* **Recorded data**:
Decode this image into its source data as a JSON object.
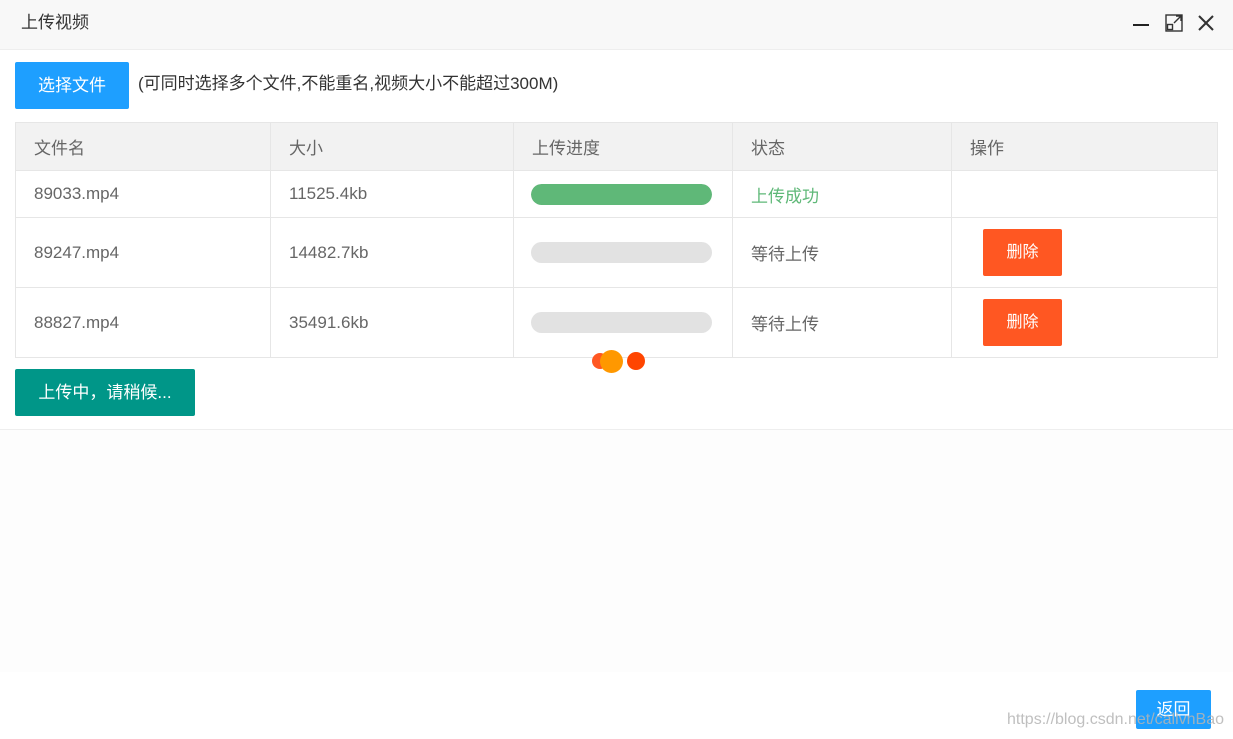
{
  "window": {
    "title": "上传视频"
  },
  "toolbar": {
    "select_label": "选择文件",
    "hint": "(可同时选择多个文件,不能重名,视频大小不能超过300M)"
  },
  "table": {
    "headers": [
      "文件名",
      "大小",
      "上传进度",
      "状态",
      "操作"
    ],
    "rows": [
      {
        "name": "89033.mp4",
        "size": "11525.4kb",
        "progress": 1.0,
        "status": "上传成功",
        "action": ""
      },
      {
        "name": "89247.mp4",
        "size": "14482.7kb",
        "progress": 0.0,
        "status": "等待上传",
        "action": "删除"
      },
      {
        "name": "88827.mp4",
        "size": "35491.6kb",
        "progress": 0.0,
        "status": "等待上传",
        "action": "删除"
      }
    ]
  },
  "uploading_label": "上传中，请稍候...",
  "back_label": "返回",
  "watermark": "https://blog.csdn.net/callvnBao",
  "colors": {
    "primary": "#1e9fff",
    "success": "#5fb878",
    "danger": "#ff5722",
    "teal": "#009688",
    "loader_dots": [
      "#ff5722",
      "#ff9800",
      "#ff4500"
    ]
  },
  "icons": [
    "minimize-icon",
    "maximize-icon",
    "close-icon"
  ]
}
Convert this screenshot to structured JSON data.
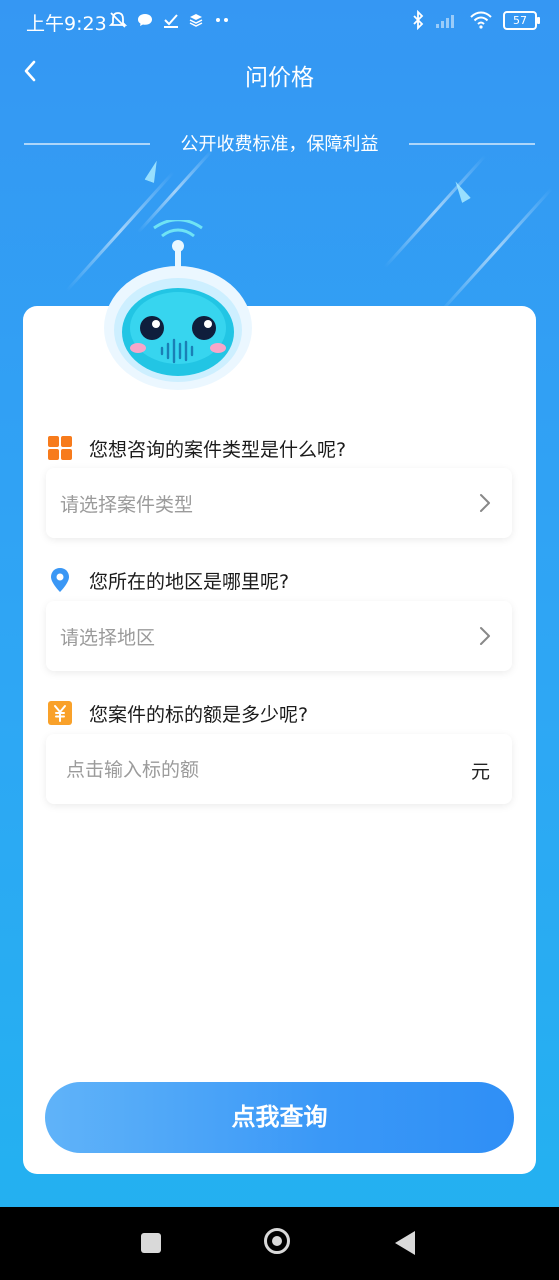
{
  "status_bar": {
    "time": "上午9:23",
    "left_icons": [
      "mute-bell-icon",
      "chat-bubble-icon",
      "check-icon",
      "layers-icon",
      "more-dots-icon"
    ],
    "right_icons": [
      "bluetooth-icon",
      "signal-icon",
      "wifi-icon",
      "battery-icon"
    ],
    "battery_level": "57"
  },
  "nav": {
    "title": "问价格",
    "back_icon": "chevron-left-icon"
  },
  "slogan": "公开收费标准，保障利益",
  "form": {
    "case_type": {
      "question": "您想咨询的案件类型是什么呢?",
      "placeholder": "请选择案件类型",
      "icon": "grid-icon",
      "icon_color": "#f77b1c"
    },
    "region": {
      "question": "您所在的地区是哪里呢?",
      "placeholder": "请选择地区",
      "icon": "location-pin-icon",
      "icon_color": "#3a97f5"
    },
    "amount": {
      "question": "您案件的标的额是多少呢?",
      "placeholder": "点击输入标的额",
      "unit": "元",
      "icon": "yuan-icon",
      "icon_color": "#f9a12a"
    }
  },
  "query_button": {
    "label": "点我查询"
  },
  "colors": {
    "background_top": "#3597f3",
    "background_bottom": "#22b2f0",
    "button": "#3a98f7"
  },
  "system_nav": {
    "icons": [
      "recent-apps-icon",
      "home-icon",
      "back-triangle-icon"
    ]
  }
}
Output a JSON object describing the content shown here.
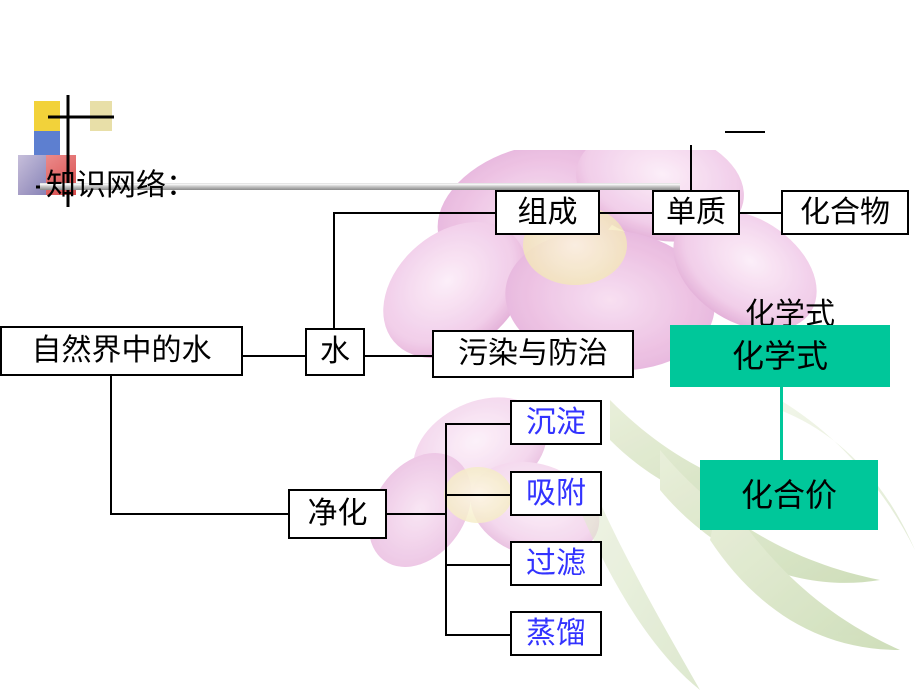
{
  "slide": {
    "title": "知识网络：",
    "logo_name": "powerpoint-design-logo",
    "background_image_name": "flower-watermark"
  },
  "nodes": {
    "nature_water": "自然界中的水",
    "water": "水",
    "composition": "组成",
    "element": "单质",
    "compound": "化合物",
    "pollution": "污染与防治",
    "chemical_formula_ghost": "化学式",
    "chemical_formula": "化学式",
    "valence": "化合价",
    "purification": "净化",
    "precipitate": "沉淀",
    "adsorb": "吸附",
    "filter": "过滤",
    "distill": "蒸馏"
  },
  "colors": {
    "green_fill": "#00c79a",
    "blue_text": "#3333ff",
    "border": "#000000",
    "title_bar": "#8a8a8a"
  }
}
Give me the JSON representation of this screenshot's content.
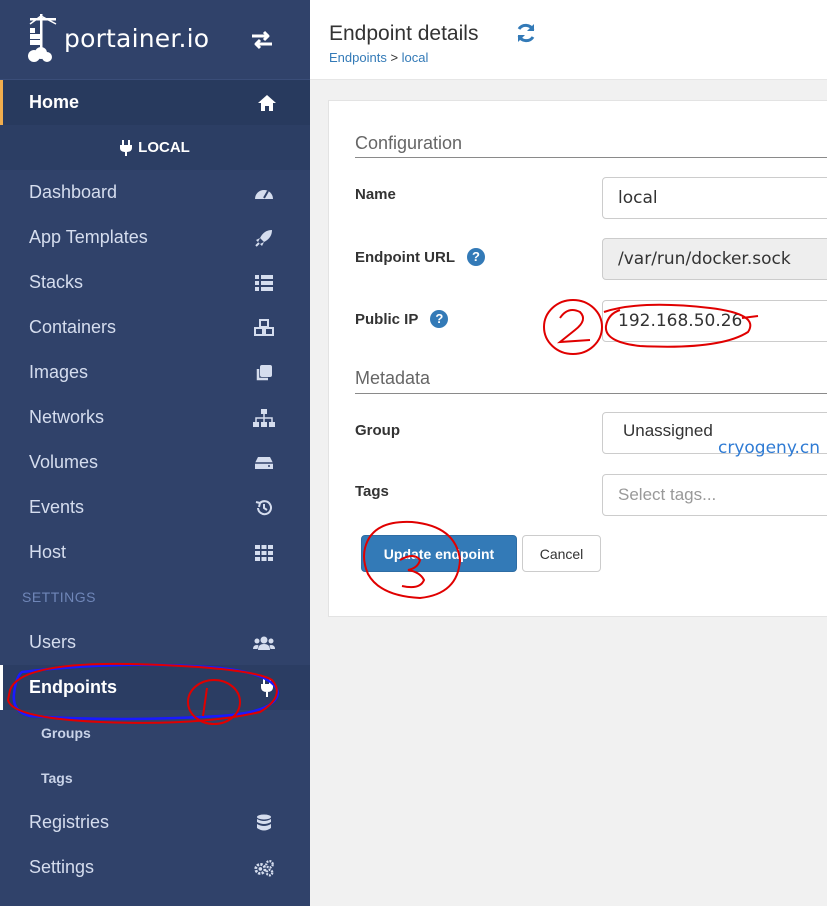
{
  "brand": {
    "name": "portainer.io"
  },
  "sidebar": {
    "home_label": "Home",
    "endpoint_name": "LOCAL",
    "items": [
      {
        "label": "Dashboard",
        "icon": "tachometer-icon"
      },
      {
        "label": "App Templates",
        "icon": "rocket-icon"
      },
      {
        "label": "Stacks",
        "icon": "th-list-icon"
      },
      {
        "label": "Containers",
        "icon": "cubes-icon"
      },
      {
        "label": "Images",
        "icon": "clone-icon"
      },
      {
        "label": "Networks",
        "icon": "sitemap-icon"
      },
      {
        "label": "Volumes",
        "icon": "hdd-icon"
      },
      {
        "label": "Events",
        "icon": "history-icon"
      },
      {
        "label": "Host",
        "icon": "th-icon"
      }
    ],
    "settings_title": "SETTINGS",
    "settings_items": {
      "users": "Users",
      "endpoints": "Endpoints",
      "groups": "Groups",
      "tags": "Tags",
      "registries": "Registries",
      "settings": "Settings"
    }
  },
  "header": {
    "title": "Endpoint details",
    "breadcrumb_root": "Endpoints",
    "breadcrumb_separator": " > ",
    "breadcrumb_current": "local"
  },
  "form": {
    "configuration_title": "Configuration",
    "name_label": "Name",
    "name_value": "local",
    "url_label": "Endpoint URL",
    "url_value": "/var/run/docker.sock",
    "public_ip_label": "Public IP",
    "public_ip_value": "192.168.50.26",
    "metadata_title": "Metadata",
    "group_label": "Group",
    "group_value": "Unassigned",
    "tags_label": "Tags",
    "tags_placeholder": "Select tags...",
    "update_button": "Update endpoint",
    "cancel_button": "Cancel"
  },
  "watermark": "cryogeny.cn",
  "colors": {
    "sidebar_bg": "#30426a",
    "primary": "#337ab7",
    "annotation_red": "#e00000",
    "annotation_blue": "#1a1aff"
  }
}
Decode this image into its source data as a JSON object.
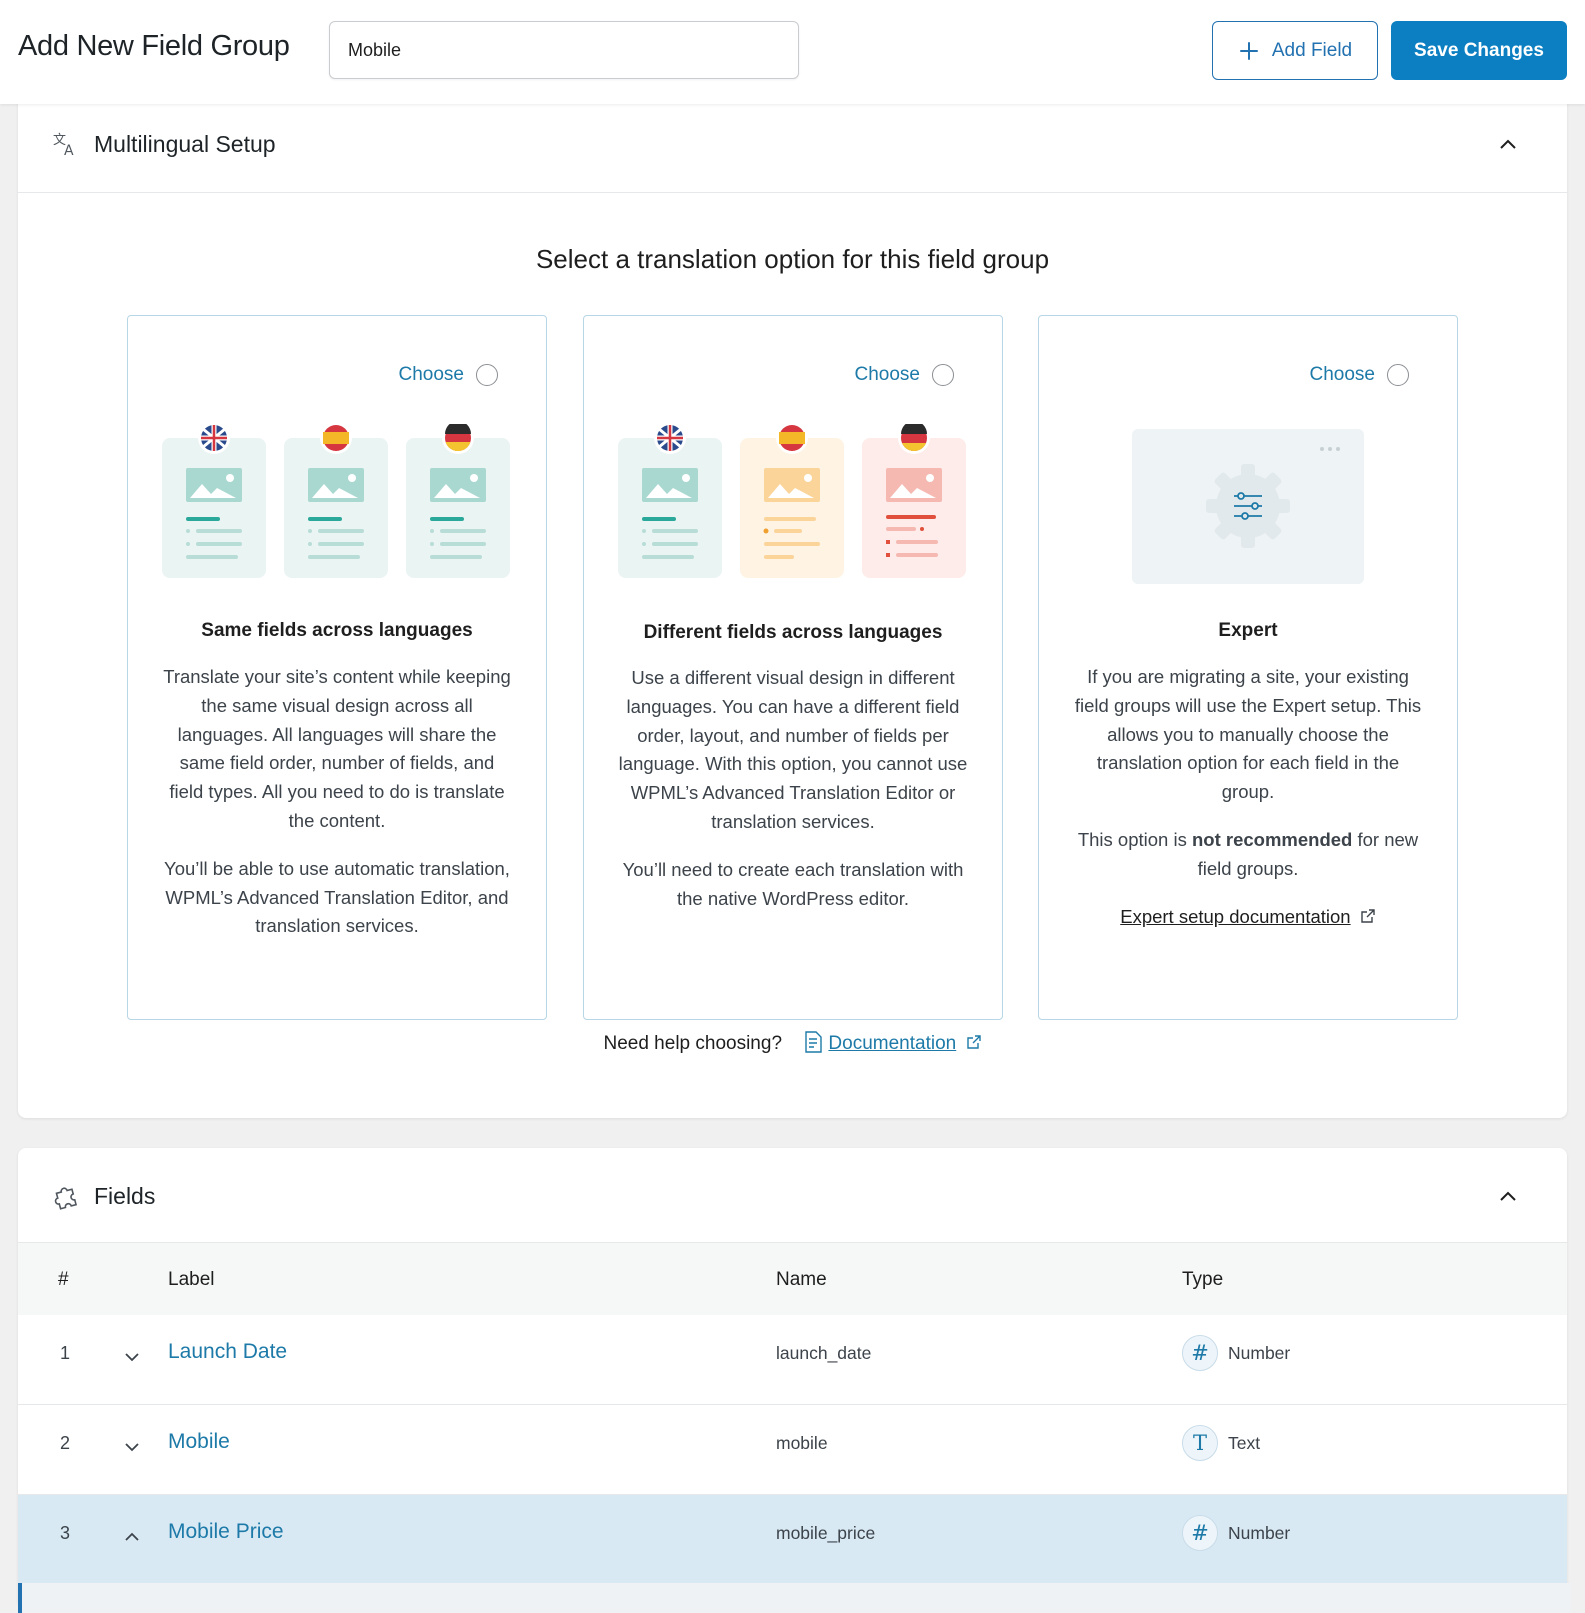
{
  "header": {
    "title": "Add New Field Group",
    "group_title_value": "Mobile",
    "add_field_label": "Add Field",
    "save_label": "Save Changes"
  },
  "multilingual": {
    "title": "Multilingual Setup",
    "heading": "Select a translation option for this field group",
    "choose_label": "Choose",
    "options": [
      {
        "title": "Same fields across languages",
        "paragraphs": [
          "Translate your site’s content while keeping the same visual design across all languages. All languages will share the same field order, number of fields, and field types. All you need to do is translate the content.",
          "You’ll be able to use automatic translation, WPML’s Advanced Translation Editor, and translation services."
        ]
      },
      {
        "title": "Different fields across languages",
        "paragraphs": [
          "Use a different visual design in different languages. You can have a different field order, layout, and number of fields per language. With this option, you cannot use WPML’s Advanced Translation Editor or translation services.",
          "You’ll need to create each translation with the native WordPress editor."
        ]
      },
      {
        "title": "Expert",
        "paragraph1": "If you are migrating a site, your existing field groups will use the Expert setup. This allows you to manually choose the translation option for each field in the group.",
        "p2_before": "This option is ",
        "p2_bold": "not recommended",
        "p2_after": " for new field groups.",
        "link": "Expert setup documentation"
      }
    ],
    "help_text": "Need help choosing?",
    "help_link": "Documentation"
  },
  "fields": {
    "title": "Fields",
    "columns": [
      "#",
      "Label",
      "Name",
      "Type"
    ],
    "rows": [
      {
        "num": "1",
        "label": "Launch Date",
        "name": "launch_date",
        "type": "Number",
        "type_icon": "#"
      },
      {
        "num": "2",
        "label": "Mobile",
        "name": "mobile",
        "type": "Text",
        "type_icon": "T"
      },
      {
        "num": "3",
        "label": "Mobile Price",
        "name": "mobile_price",
        "type": "Number",
        "type_icon": "#"
      }
    ]
  },
  "colors": {
    "accent": "#0b7fc1",
    "link": "#1d7aa8",
    "selected_row": "#d9e9f4"
  }
}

* **Short task**:
From the material above, reproduce everything verbatim except the pictures.

* **Finished task**:
Decode this image into its source data as a JSON object.
{
  "window": {
    "title": "上传视频"
  },
  "toolbar": {
    "select_label": "选择文件",
    "hint": "(可同时选择多个文件,不能重名,视频大小不能超过300M)"
  },
  "table": {
    "headers": [
      "文件名",
      "大小",
      "上传进度",
      "状态",
      "操作"
    ],
    "rows": [
      {
        "name": "89033.mp4",
        "size": "11525.4kb",
        "progress": 1.0,
        "status": "上传成功",
        "action": ""
      },
      {
        "name": "89247.mp4",
        "size": "14482.7kb",
        "progress": 0.0,
        "status": "等待上传",
        "action": "删除"
      },
      {
        "name": "88827.mp4",
        "size": "35491.6kb",
        "progress": 0.0,
        "status": "等待上传",
        "action": "删除"
      }
    ]
  },
  "uploading_label": "上传中，请稍候...",
  "back_label": "返回",
  "watermark": "https://blog.csdn.net/callvnBao",
  "colors": {
    "primary": "#1e9fff",
    "success": "#5fb878",
    "danger": "#ff5722",
    "teal": "#009688",
    "loader_dots": [
      "#ff5722",
      "#ff9800",
      "#ff4500"
    ]
  },
  "icons": [
    "minimize-icon",
    "maximize-icon",
    "close-icon"
  ]
}
Convert this screenshot to structured JSON data.
{
  "status_bar": {
    "time": "上午9:23",
    "left_icons": [
      "mute-bell-icon",
      "chat-bubble-icon",
      "check-icon",
      "layers-icon",
      "more-dots-icon"
    ],
    "right_icons": [
      "bluetooth-icon",
      "signal-icon",
      "wifi-icon",
      "battery-icon"
    ],
    "battery_level": "57"
  },
  "nav": {
    "title": "问价格",
    "back_icon": "chevron-left-icon"
  },
  "slogan": "公开收费标准，保障利益",
  "form": {
    "case_type": {
      "question": "您想咨询的案件类型是什么呢?",
      "placeholder": "请选择案件类型",
      "icon": "grid-icon",
      "icon_color": "#f77b1c"
    },
    "region": {
      "question": "您所在的地区是哪里呢?",
      "placeholder": "请选择地区",
      "icon": "location-pin-icon",
      "icon_color": "#3a97f5"
    },
    "amount": {
      "question": "您案件的标的额是多少呢?",
      "placeholder": "点击输入标的额",
      "unit": "元",
      "icon": "yuan-icon",
      "icon_color": "#f9a12a"
    }
  },
  "query_button": {
    "label": "点我查询"
  },
  "colors": {
    "background_top": "#3597f3",
    "background_bottom": "#22b2f0",
    "button": "#3a98f7"
  },
  "system_nav": {
    "icons": [
      "recent-apps-icon",
      "home-icon",
      "back-triangle-icon"
    ]
  }
}
Output a JSON object describing the content shown here.
{
  "slide": {
    "title": "知识网络：",
    "logo_name": "powerpoint-design-logo",
    "background_image_name": "flower-watermark"
  },
  "nodes": {
    "nature_water": "自然界中的水",
    "water": "水",
    "composition": "组成",
    "element": "单质",
    "compound": "化合物",
    "pollution": "污染与防治",
    "chemical_formula_ghost": "化学式",
    "chemical_formula": "化学式",
    "valence": "化合价",
    "purification": "净化",
    "precipitate": "沉淀",
    "adsorb": "吸附",
    "filter": "过滤",
    "distill": "蒸馏"
  },
  "colors": {
    "green_fill": "#00c79a",
    "blue_text": "#3333ff",
    "border": "#000000",
    "title_bar": "#8a8a8a"
  }
}
Give me the JSON representation of this screenshot's content.
{
  "brand": {
    "name": "portainer.io"
  },
  "sidebar": {
    "home_label": "Home",
    "endpoint_name": "LOCAL",
    "items": [
      {
        "label": "Dashboard",
        "icon": "tachometer-icon"
      },
      {
        "label": "App Templates",
        "icon": "rocket-icon"
      },
      {
        "label": "Stacks",
        "icon": "th-list-icon"
      },
      {
        "label": "Containers",
        "icon": "cubes-icon"
      },
      {
        "label": "Images",
        "icon": "clone-icon"
      },
      {
        "label": "Networks",
        "icon": "sitemap-icon"
      },
      {
        "label": "Volumes",
        "icon": "hdd-icon"
      },
      {
        "label": "Events",
        "icon": "history-icon"
      },
      {
        "label": "Host",
        "icon": "th-icon"
      }
    ],
    "settings_title": "SETTINGS",
    "settings_items": {
      "users": "Users",
      "endpoints": "Endpoints",
      "groups": "Groups",
      "tags": "Tags",
      "registries": "Registries",
      "settings": "Settings"
    }
  },
  "header": {
    "title": "Endpoint details",
    "breadcrumb_root": "Endpoints",
    "breadcrumb_separator": " > ",
    "breadcrumb_current": "local"
  },
  "form": {
    "configuration_title": "Configuration",
    "name_label": "Name",
    "name_value": "local",
    "url_label": "Endpoint URL",
    "url_value": "/var/run/docker.sock",
    "public_ip_label": "Public IP",
    "public_ip_value": "192.168.50.26",
    "metadata_title": "Metadata",
    "group_label": "Group",
    "group_value": "Unassigned",
    "tags_label": "Tags",
    "tags_placeholder": "Select tags...",
    "update_button": "Update endpoint",
    "cancel_button": "Cancel"
  },
  "watermark": "cryogeny.cn",
  "colors": {
    "sidebar_bg": "#30426a",
    "primary": "#337ab7",
    "annotation_red": "#e00000",
    "annotation_blue": "#1a1aff"
  }
}
Decode this image into its source data as a JSON object.
{
  "header": {
    "title": "Add New Field Group",
    "group_title_value": "Mobile",
    "add_field_label": "Add Field",
    "save_label": "Save Changes"
  },
  "multilingual": {
    "title": "Multilingual Setup",
    "heading": "Select a translation option for this field group",
    "choose_label": "Choose",
    "options": [
      {
        "title": "Same fields across languages",
        "paragraphs": [
          "Translate your site’s content while keeping the same visual design across all languages. All languages will share the same field order, number of fields, and field types. All you need to do is translate the content.",
          "You’ll be able to use automatic translation, WPML’s Advanced Translation Editor, and translation services."
        ]
      },
      {
        "title": "Different fields across languages",
        "paragraphs": [
          "Use a different visual design in different languages. You can have a different field order, layout, and number of fields per language. With this option, you cannot use WPML’s Advanced Translation Editor or translation services.",
          "You’ll need to create each translation with the native WordPress editor."
        ]
      },
      {
        "title": "Expert",
        "paragraph1": "If you are migrating a site, your existing field groups will use the Expert setup. This allows you to manually choose the translation option for each field in the group.",
        "p2_before": "This option is ",
        "p2_bold": "not recommended",
        "p2_after": " for new field groups.",
        "link": "Expert setup documentation"
      }
    ],
    "help_text": "Need help choosing?",
    "help_link": "Documentation"
  },
  "fields": {
    "title": "Fields",
    "columns": [
      "#",
      "Label",
      "Name",
      "Type"
    ],
    "rows": [
      {
        "num": "1",
        "label": "Launch Date",
        "name": "launch_date",
        "type": "Number",
        "type_icon": "#"
      },
      {
        "num": "2",
        "label": "Mobile",
        "name": "mobile",
        "type": "Text",
        "type_icon": "T"
      },
      {
        "num": "3",
        "label": "Mobile Price",
        "name": "mobile_price",
        "type": "Number",
        "type_icon": "#"
      }
    ]
  },
  "colors": {
    "accent": "#0b7fc1",
    "link": "#1d7aa8",
    "selected_row": "#d9e9f4"
  }
}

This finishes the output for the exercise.